[Start PROVIDED TEXT]
Publication Year: 2010

Philip Garrison keeps his eyes and ears open. And he also keeps an open mind. It helps that he’s bilingual, because a lot of his neighbors these days speak Spanish and he likes to know what’s on their minds. Like his epileptic friend Pera, who asks him to write a note in English to explain to her supervisor that she probably shouldn’t be cooking on a grill in case she has a seizure and falls into the flames. When Garrison asks her if she has a work permit, she replies,“Bueno. El que nunca vence.” The kind that never expires. That’s the sort of response he doesn’t forget.

There is a river, Garrison writes, that runs from Oaxaca to British Columbia. El flujo migratorio, he calls it. The migratory flow. But it isn’t a conventional sort of river. “It is made of neither rock nor water nor wind but only of motion, of momentum. And yet . . . it is the most compelling feature in the entire U.S. West,” he claims. Garrison has his feet planted firmly in the middle of this river of humanity, wondering why America is trying to build a wall along an actual river, the Rio Grande, to keep us separated from the mxicanos. All borders, he writes, exist mostly in the imagination—a point he proves decisively in this delightful book.
[End PROVIDED TEXT]
[Start SUPPLIED ENTRIES]
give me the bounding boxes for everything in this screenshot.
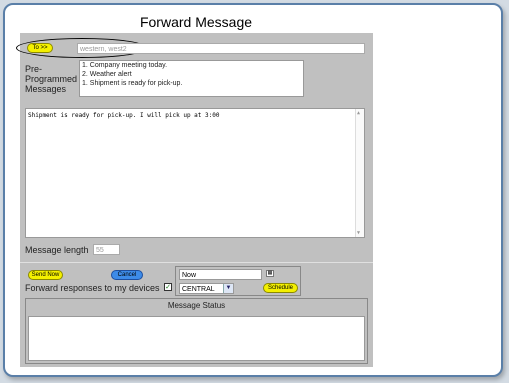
message-scrollbar[interactable]: ▲ ▼ — [355, 109, 364, 237]
scroll-down-icon[interactable]: ▼ — [357, 230, 360, 236]
list-item[interactable]: 1. Company meeting today. — [82, 61, 303, 70]
preprogrammed-label: Pre- Programmed Messages — [25, 64, 78, 94]
cancel-button[interactable]: Cancel — [111, 270, 143, 280]
preprogrammed-messages-list[interactable]: 1. Company meeting today. 2. Weather ale… — [79, 60, 304, 97]
schedule-box: Now ▦ CENTRAL ▼ Schedule — [175, 266, 301, 296]
message-textarea[interactable]: Shipment is ready for pick-up. I will pi… — [25, 108, 365, 238]
timezone-value: CENTRAL — [182, 286, 215, 293]
window-frame: Forward Message To >> western, west2 Pre… — [3, 3, 503, 377]
forward-responses-checkbox[interactable]: ✓ — [164, 283, 172, 291]
forward-responses-label: Forward responses to my devices — [25, 283, 160, 293]
to-button[interactable]: To >> — [27, 43, 53, 53]
message-status-body — [28, 316, 365, 361]
message-status-panel: Message Status — [25, 298, 368, 364]
scroll-up-icon[interactable]: ▲ — [357, 110, 360, 116]
to-recipients-input[interactable]: western, west2 — [77, 43, 365, 54]
list-item[interactable]: 2. Weather alert — [82, 70, 303, 79]
message-text: Shipment is ready for pick-up. I will pi… — [28, 112, 220, 119]
message-length-field: 55 — [93, 244, 120, 255]
forward-panel: To >> western, west2 Pre- Programmed Mes… — [16, 33, 373, 367]
divider — [20, 262, 373, 263]
schedule-button[interactable]: Schedule — [263, 283, 298, 293]
page-title: Forward Message — [139, 14, 253, 30]
chevron-down-icon[interactable]: ▼ — [223, 284, 233, 293]
calendar-icon[interactable]: ▦ — [266, 270, 274, 277]
message-length-label: Message length — [25, 245, 89, 255]
send-time-input[interactable]: Now — [179, 269, 262, 280]
list-item[interactable]: 1. Shipment is ready for pick-up. — [82, 79, 303, 88]
send-now-button[interactable]: Send Now — [28, 270, 63, 280]
timezone-select[interactable]: CENTRAL ▼ — [179, 283, 234, 294]
message-status-title: Message Status — [167, 301, 226, 310]
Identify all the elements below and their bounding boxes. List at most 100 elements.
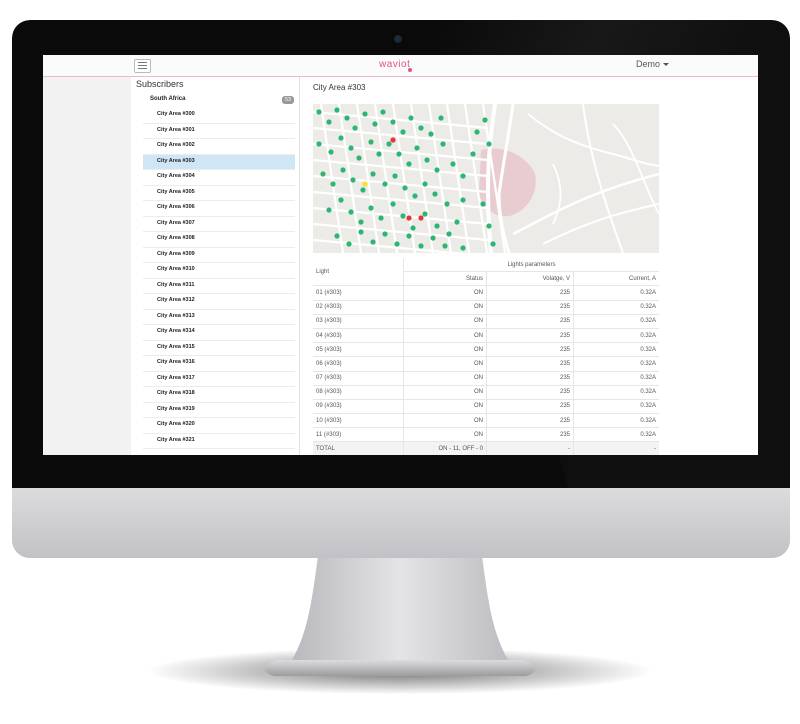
sidebar-item[interactable]: City Area #313 xyxy=(143,310,295,325)
screen: waviot Demo Subscribers South Africa 53 … xyxy=(43,55,758,455)
sidebar-item[interactable]: City Area #312 xyxy=(143,294,295,310)
sidebar-item[interactable]: City Area #315 xyxy=(143,341,295,356)
lamp-ok-marker xyxy=(334,107,340,113)
lamp-ok-marker xyxy=(348,145,354,151)
lamp-ok-marker xyxy=(474,129,480,135)
sidebar-item[interactable]: City Area #317 xyxy=(143,372,295,387)
lamp-warning-marker xyxy=(362,181,368,187)
sidebar-item[interactable]: City Area #301 xyxy=(143,124,295,139)
lamp-ok-marker xyxy=(326,119,332,125)
sidebar-item-label: City Area #309 xyxy=(157,250,195,257)
lamp-ok-marker xyxy=(316,141,322,147)
lamp-ok-marker xyxy=(392,173,398,179)
sidebar-item[interactable]: City Area #321 xyxy=(143,434,295,449)
map-street xyxy=(313,110,489,130)
lamp-ok-marker xyxy=(334,233,340,239)
sidebar-item[interactable]: City Area #320 xyxy=(143,418,295,434)
lamp-ok-marker xyxy=(470,151,476,157)
lamp-ok-marker xyxy=(434,167,440,173)
cell-status: ON xyxy=(403,385,487,400)
map-street xyxy=(313,126,489,146)
lamp-ok-marker xyxy=(410,225,416,231)
lamp-ok-marker xyxy=(382,181,388,187)
table-row: 10 (#303) ON 235 0.32A xyxy=(313,413,659,429)
sidebar-item[interactable]: City Area #306 xyxy=(143,201,295,217)
map[interactable] xyxy=(313,104,659,253)
cell-current: 0.32A xyxy=(573,399,659,415)
cell-light: 08 (#303) xyxy=(313,385,404,400)
cell-voltage: 235 xyxy=(486,356,574,372)
sidebar-item[interactable]: City Area #318 xyxy=(143,387,295,403)
lamp-fault-marker xyxy=(418,215,424,221)
sidebar-item[interactable]: City Area #304 xyxy=(143,170,295,186)
sidebar-item[interactable]: City Area #305 xyxy=(143,186,295,201)
lamp-ok-marker xyxy=(372,121,378,127)
cell-status: ON xyxy=(403,285,487,301)
cell-light: 01 (#303) xyxy=(313,285,404,301)
cell-current: 0.32A xyxy=(573,385,659,400)
lamp-ok-marker xyxy=(390,119,396,125)
map-street xyxy=(427,104,453,253)
map-street xyxy=(313,174,489,194)
lamp-ok-marker xyxy=(408,115,414,121)
lamp-ok-marker xyxy=(390,201,396,207)
table-row: 05 (#303) ON 235 0.32A xyxy=(313,342,659,358)
sidebar-item[interactable]: City Area #302 xyxy=(143,139,295,155)
sidebar-item[interactable]: City Area #300 xyxy=(143,108,295,124)
sidebar-item-label: City Area #313 xyxy=(157,312,195,319)
cell-status: ON xyxy=(403,399,487,415)
sidebar-item-label: City Area #303 xyxy=(157,157,195,164)
lamp-ok-marker xyxy=(400,129,406,135)
sidebar-item[interactable]: City Area #309 xyxy=(143,248,295,263)
sidebar-item[interactable]: City Area #303 xyxy=(143,154,295,170)
cell-current: 0.32A xyxy=(573,413,659,429)
brand-logo: waviot xyxy=(379,59,411,70)
cell-voltage: 235 xyxy=(486,285,574,301)
table-row: 06 (#303) ON 235 0.32A xyxy=(313,356,659,372)
lamp-fault-marker xyxy=(390,137,396,143)
cell-current: 0.32A xyxy=(573,371,659,386)
cell-status: ON xyxy=(403,300,487,315)
col-status-header: Status xyxy=(403,271,487,287)
col-light-header: Light xyxy=(313,258,404,287)
sidebar-item[interactable]: City Area #307 xyxy=(143,217,295,232)
cell-status: ON xyxy=(403,328,487,344)
lamp-ok-marker xyxy=(368,205,374,211)
region-item[interactable]: South Africa 53 xyxy=(131,94,299,109)
sidebar-item[interactable]: City Area #319 xyxy=(143,403,295,418)
lamp-ok-marker xyxy=(482,117,488,123)
sidebar-item[interactable]: City Area #311 xyxy=(143,279,295,294)
brand-logo-mark xyxy=(408,68,412,72)
cell-light: 06 (#303) xyxy=(313,356,404,372)
lamp-ok-marker xyxy=(430,235,436,241)
lamp-ok-marker xyxy=(360,187,366,193)
lamp-ok-marker xyxy=(338,135,344,141)
lamp-ok-marker xyxy=(400,213,406,219)
lamp-ok-marker xyxy=(414,145,420,151)
cell-status: ON xyxy=(403,427,487,443)
sidebar-item-label: City Area #302 xyxy=(157,142,195,148)
cell-light: 10 (#303) xyxy=(313,413,404,429)
cell-current: 0.32A xyxy=(573,356,659,372)
sidebar-item[interactable]: City Area #314 xyxy=(143,325,295,341)
subscriber-list: City Area #300 City Area #301 City Area #3… xyxy=(143,108,295,449)
user-menu-label: Demo xyxy=(636,59,661,69)
main-panel: City Area #303 Light Lights parameters S… xyxy=(300,77,758,455)
sidebar-item[interactable]: City Area #308 xyxy=(143,232,295,248)
table-row: 08 (#303) ON 235 0.32A xyxy=(313,385,659,400)
map-street xyxy=(313,158,489,178)
lamp-ok-marker xyxy=(406,233,412,239)
user-menu[interactable]: Demo xyxy=(636,59,670,69)
sidebar-item-label: City Area #316 xyxy=(157,359,195,365)
lamp-ok-marker xyxy=(440,141,446,147)
sidebar-item[interactable]: City Area #316 xyxy=(143,356,295,372)
cell-current: 0.32A xyxy=(573,285,659,301)
lamp-ok-marker xyxy=(434,223,440,229)
cell-current: 0.32A xyxy=(573,300,659,315)
sidebar-item-label: City Area #311 xyxy=(157,281,195,288)
table-row: 07 (#303) ON 235 0.32A xyxy=(313,371,659,386)
sidebar-item-label: City Area #314 xyxy=(157,328,195,334)
menu-icon[interactable] xyxy=(134,59,151,73)
sidebar-item[interactable]: City Area #310 xyxy=(143,263,295,279)
cell-current: 0.32A xyxy=(573,314,659,329)
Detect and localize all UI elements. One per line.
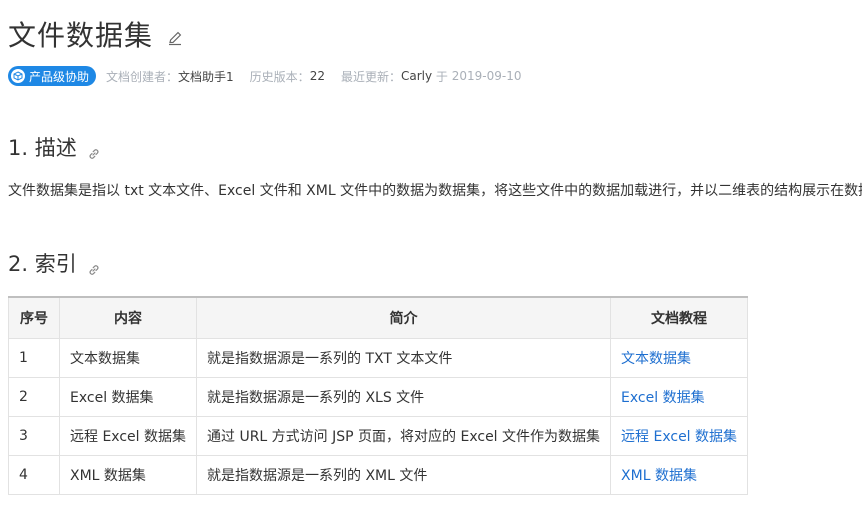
link-icon[interactable] [87, 142, 101, 159]
page-title: 文件数据集 [8, 19, 154, 52]
cell-no: 3 [8, 416, 60, 456]
updated-date: 2019-09-10 [451, 69, 522, 83]
table-row: 1 文本数据集 就是指数据源是一系列的 TXT 文本文件 文本数据集 [8, 338, 749, 378]
cell-intro: 通过 URL 方式访问 JSP 页面，将对应的 Excel 文件作为数据集 [195, 416, 612, 456]
cell-no: 2 [8, 377, 60, 417]
section-heading-text: 2. 索引 [8, 252, 77, 276]
creator-label: 文档创建者： [106, 69, 179, 84]
column-header: 内容 [59, 296, 197, 339]
creator-name[interactable]: 文档助手1 [178, 68, 234, 85]
doc-link[interactable]: 远程 Excel 数据集 [610, 416, 749, 456]
badge-label: 产品级协助 [29, 69, 90, 84]
doc-link[interactable]: 文本数据集 [610, 338, 749, 378]
column-header: 序号 [8, 296, 60, 339]
updated-by[interactable]: Carly [401, 69, 432, 83]
cell-no: 4 [8, 455, 60, 495]
link-icon[interactable] [87, 258, 101, 275]
cell-no: 1 [8, 338, 60, 378]
cell-intro: 就是指数据源是一系列的 XML 文件 [195, 455, 612, 495]
version-label: 历史版本： [249, 69, 310, 84]
cell-content: XML 数据集 [59, 455, 197, 495]
column-header: 简介 [195, 296, 612, 339]
cell-intro: 就是指数据源是一系列的 XLS 文件 [195, 377, 612, 417]
table-row: 3 远程 Excel 数据集 通过 URL 方式访问 JSP 页面，将对应的 E… [8, 416, 749, 456]
section-heading-description: 1. 描述 [8, 132, 101, 162]
index-table: 序号 内容 简介 文档教程 1 文本数据集 就是指数据源是一系列的 TXT 文本… [8, 296, 749, 495]
version-count[interactable]: 22 [310, 69, 325, 83]
doc-link[interactable]: XML 数据集 [610, 455, 749, 495]
updated-label: 最近更新： [340, 69, 401, 84]
meta-row: 产品级协助 文档创建者： 文档助手1 历史版本： 22 最近更新： Carly … [8, 66, 521, 86]
section-heading-text: 1. 描述 [8, 136, 77, 160]
doc-link[interactable]: Excel 数据集 [610, 377, 749, 417]
table-header-row: 序号 内容 简介 文档教程 [8, 296, 749, 339]
pencil-icon[interactable] [167, 30, 183, 46]
cell-content: 远程 Excel 数据集 [59, 416, 197, 456]
title-row: 文件数据集 [8, 14, 183, 54]
cell-content: Excel 数据集 [59, 377, 197, 417]
updated-sep: 于 [432, 69, 452, 84]
column-header: 文档教程 [610, 296, 749, 339]
cell-intro: 就是指数据源是一系列的 TXT 文本文件 [195, 338, 612, 378]
cube-icon [11, 69, 25, 83]
section-heading-index: 2. 索引 [8, 248, 101, 278]
product-badge[interactable]: 产品级协助 [8, 66, 97, 86]
table-row: 2 Excel 数据集 就是指数据源是一系列的 XLS 文件 Excel 数据集 [8, 377, 749, 417]
table-row: 4 XML 数据集 就是指数据源是一系列的 XML 文件 XML 数据集 [8, 455, 749, 495]
description-text: 文件数据集是指以 txt 文本文件、Excel 文件和 XML 文件中的数据为数… [8, 183, 862, 199]
cell-content: 文本数据集 [59, 338, 197, 378]
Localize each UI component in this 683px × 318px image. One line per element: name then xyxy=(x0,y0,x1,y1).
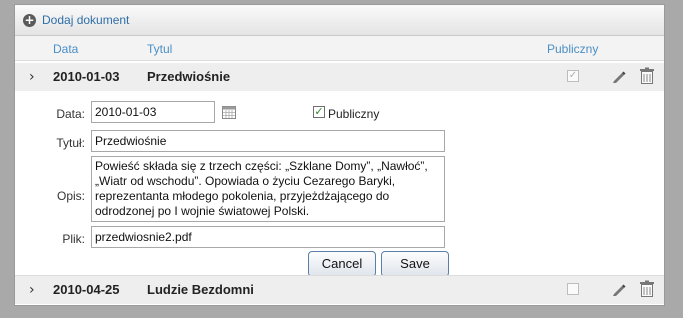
column-headers: Data Tytul Publiczny xyxy=(15,36,664,61)
description-label: Opis: xyxy=(56,189,85,203)
file-input[interactable] xyxy=(91,226,445,248)
calendar-icon[interactable] xyxy=(222,106,236,119)
row-public-checkbox[interactable] xyxy=(567,283,579,295)
column-header-public[interactable]: Publiczny xyxy=(547,42,598,56)
description-textarea[interactable]: Powieść składa się z trzech części: „Szk… xyxy=(91,156,445,222)
public-checkbox[interactable]: ✓ xyxy=(313,106,325,118)
row-date: 2010-01-03 xyxy=(53,69,120,84)
add-document-label: Dodaj dokument xyxy=(42,13,130,27)
save-button[interactable]: Save xyxy=(381,251,449,277)
table-row[interactable]: › 2010-01-03 Przedwiośnie ✓ xyxy=(15,63,664,91)
date-label: Data: xyxy=(56,107,85,121)
cancel-button[interactable]: Cancel xyxy=(308,251,376,277)
public-label: Publiczny xyxy=(328,107,380,121)
title-label: Tytuł: xyxy=(56,136,85,150)
row-title: Przedwiośnie xyxy=(147,69,231,84)
title-input[interactable] xyxy=(91,130,445,152)
documents-panel: + Dodaj dokument Data Tytul Publiczny › … xyxy=(14,4,665,306)
toolbar: + Dodaj dokument xyxy=(15,5,664,36)
expand-chevron-icon[interactable]: › xyxy=(29,69,35,85)
file-label: Plik: xyxy=(62,232,85,246)
table-row[interactable]: › 2010-04-25 Ludzie Bezdomni xyxy=(15,275,664,304)
expand-chevron-icon[interactable]: › xyxy=(29,282,35,298)
edit-pencil-icon[interactable] xyxy=(611,68,627,84)
row-date: 2010-04-25 xyxy=(53,282,120,297)
delete-trash-icon[interactable] xyxy=(639,67,655,85)
column-header-date[interactable]: Data xyxy=(53,42,78,56)
document-edit-form: Data: ✓ Publiczny Tytuł: Opis: Powieść s… xyxy=(15,92,664,277)
row-title: Ludzie Bezdomni xyxy=(147,282,254,297)
row-public-checkbox[interactable]: ✓ xyxy=(567,70,579,82)
add-document-button[interactable]: + Dodaj dokument xyxy=(23,13,129,27)
date-input[interactable] xyxy=(91,101,215,123)
delete-trash-icon[interactable] xyxy=(639,280,655,298)
edit-pencil-icon[interactable] xyxy=(611,281,627,297)
plus-icon: + xyxy=(23,12,36,27)
column-header-title[interactable]: Tytul xyxy=(147,42,172,56)
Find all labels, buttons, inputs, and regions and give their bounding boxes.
[End SUPPLIED ENTRIES]
## [YOUR OBJECTIVE]
Please reproduce word for word everything in the review of the book about the migratory flow from "Publication Year: 2010" down to "he doesn’t forget.". The material above stands apart from the review of the book about the migratory flow.

## [ANSWER TO THIS TASK]
Publication Year: 2010

Philip Garrison keeps his eyes and ears open. And he also keeps an open mind. It helps that he’s bilingual, because a lot of his neighbors these days speak Spanish and he likes to know what’s on their minds. Like his epileptic friend Pera, who asks him to write a note in English to explain to her supervisor that she probably shouldn’t be cooking on a grill in case she has a seizure and falls into the flames. When Garrison asks her if she has a work permit, she replies,“Bueno. El que nunca vence.” The kind that never expires. That’s the sort of response he doesn’t forget.